╭──

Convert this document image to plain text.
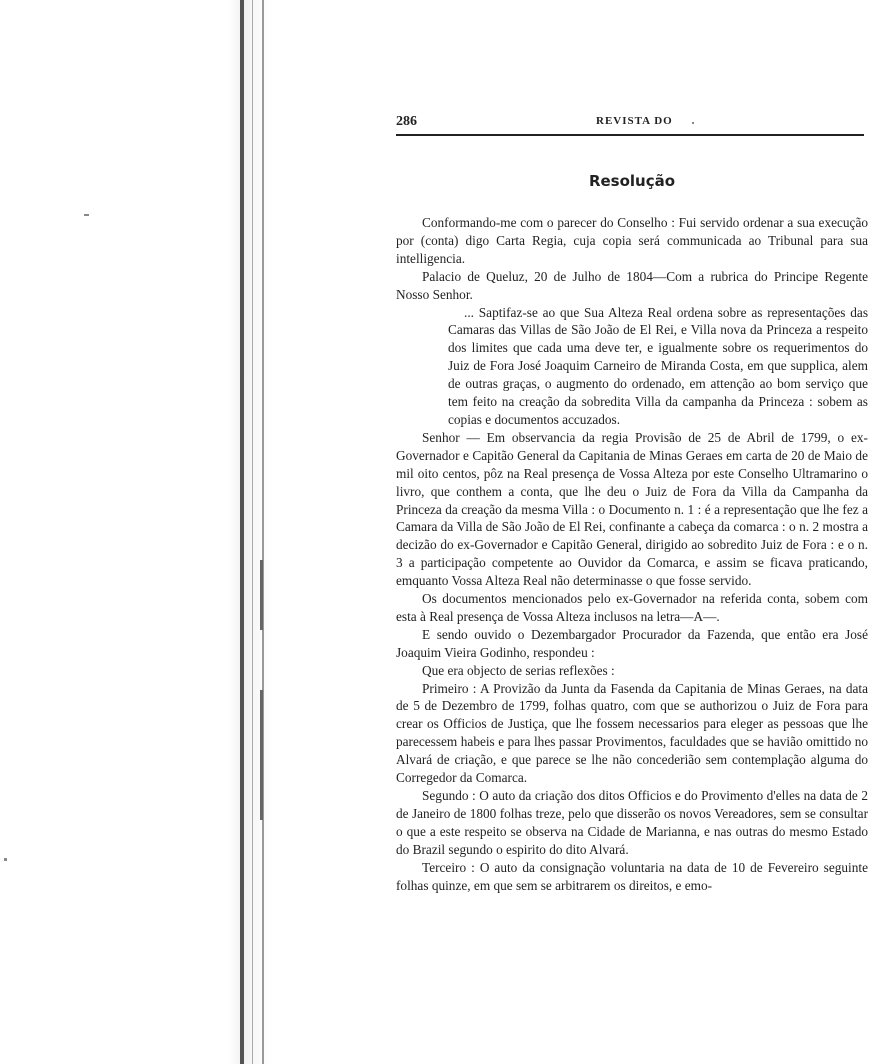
286	REVISTA DO
Resolução

Conformando-me com o parecer do Conselho : Fui servido ordenar a sua execução por (conta) digo Carta Regia, cuja copia será communicada ao Tribunal para sua intelligencia.

Palacio de Queluz, 20 de Julho de 1804—Com a rubrica do Principe Regente Nosso Senhor.

... Saptifaz-se ao que Sua Alteza Real ordena sobre as representações das Camaras das Villas de São João de El Rei, e Villa nova da Princeza a respeito dos limites que cada uma deve ter, e igualmente sobre os requerimentos do Juiz de Fora José Joaquim Carneiro de Miranda Costa, em que supplica, alem de outras graças, o augmento do ordenado, em attenção ao bom serviço que tem feito na creação da sobredita Villa da campanha da Princeza : sobem as copias e documentos accuzados.

Senhor — Em observancia da regia Provisão de 25 de Abril de 1799, o ex-Governador e Capitão General da Capitania de Minas Geraes em carta de 20 de Maio de mil oito centos, pôz na Real presença de Vossa Alteza por este Conselho Ultramarino o livro, que conthem a conta, que lhe deu o Juiz de Fora da Villa da Campanha da Princeza da creação da mesma Villa : o Documento n. 1 : é a representação que lhe fez a Camara da Villa de São João de El Rei, confinante a cabeça da comarca : o n. 2 mostra a decizão do ex-Governador e Capitão General, dirigido ao sobredito Juiz de Fora : e o n. 3 a participação competente ao Ouvidor da Comarca, e assim se ficava praticando, emquanto Vossa Alteza Real não determinasse o que fosse servido.

Os documentos mencionados pelo ex-Governador na referida conta, sobem com esta à Real presença de Vossa Alteza inclusos na letra—A—.

E sendo ouvido o Dezembargador Procurador da Fazenda, que então era José Joaquim Vieira Godinho, respondeu :

Que era objecto de serias reflexões :

Primeiro : A Provizão da Junta da Fasenda da Capitania de Minas Geraes, na data de 5 de Dezembro de 1799, folhas quatro, com que se authorizou o Juiz de Fora para crear os Officios de Justiça, que lhe fossem necessarios para eleger as pessoas que lhe parecessem habeis e para lhes passar Provimentos, faculdades que se havião omittido no Alvará de criação, e que parece se lhe não concederião sem contemplação alguma do Corregedor da Comarca.

Segundo : O auto da criação dos ditos Officios e do Provimento d'elles na data de 2 de Janeiro de 1800 folhas treze, pelo que disserão os novos Vereadores, sem se consultar o que a este respeito se observa na Cidade de Marianna, e nas outras do mesmo Estado do Brazil segundo o espirito do dito Alvará.

Terceiro : O auto da consignação voluntaria na data de 10 de Fevereiro seguinte folhas quinze, em que sem se arbitrarem os direitos, e emo-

╰──

§ What you are asked to do
Search the data for the string "Governador". List each line that has it.

§ Answer
Senhor — Em observancia da regia Provisão de 25 de Abril de 1799, o ex-Governador e Capitão General da Capitania de Minas Geraes em carta de 20 de Maio de mil oito centos, pôz na Real presença de Vossa Alteza por este Conselho Ultramarino o livro, que conthem a conta, que lhe deu o Juiz de Fora da Villa da Campanha da Princeza da creação da mesma Villa : o Documento n. 1 : é a representação que lhe fez a Camara da Villa de São João de El Rei, confinante a cabeça da comarca : o n. 2 mostra a decizão do ex-Governador e Capitão General, dirigido ao sobredito Juiz de Fora : e o n. 3 a participação competente ao Ouvidor da Comarca, e assim se ficava praticando, emquanto Vossa Alteza Real não determinasse o que fosse servido.
Os documentos mencionados pelo ex-Governador na referida conta, sobem com esta à Real presença de Vossa Alteza inclusos na letra—A—.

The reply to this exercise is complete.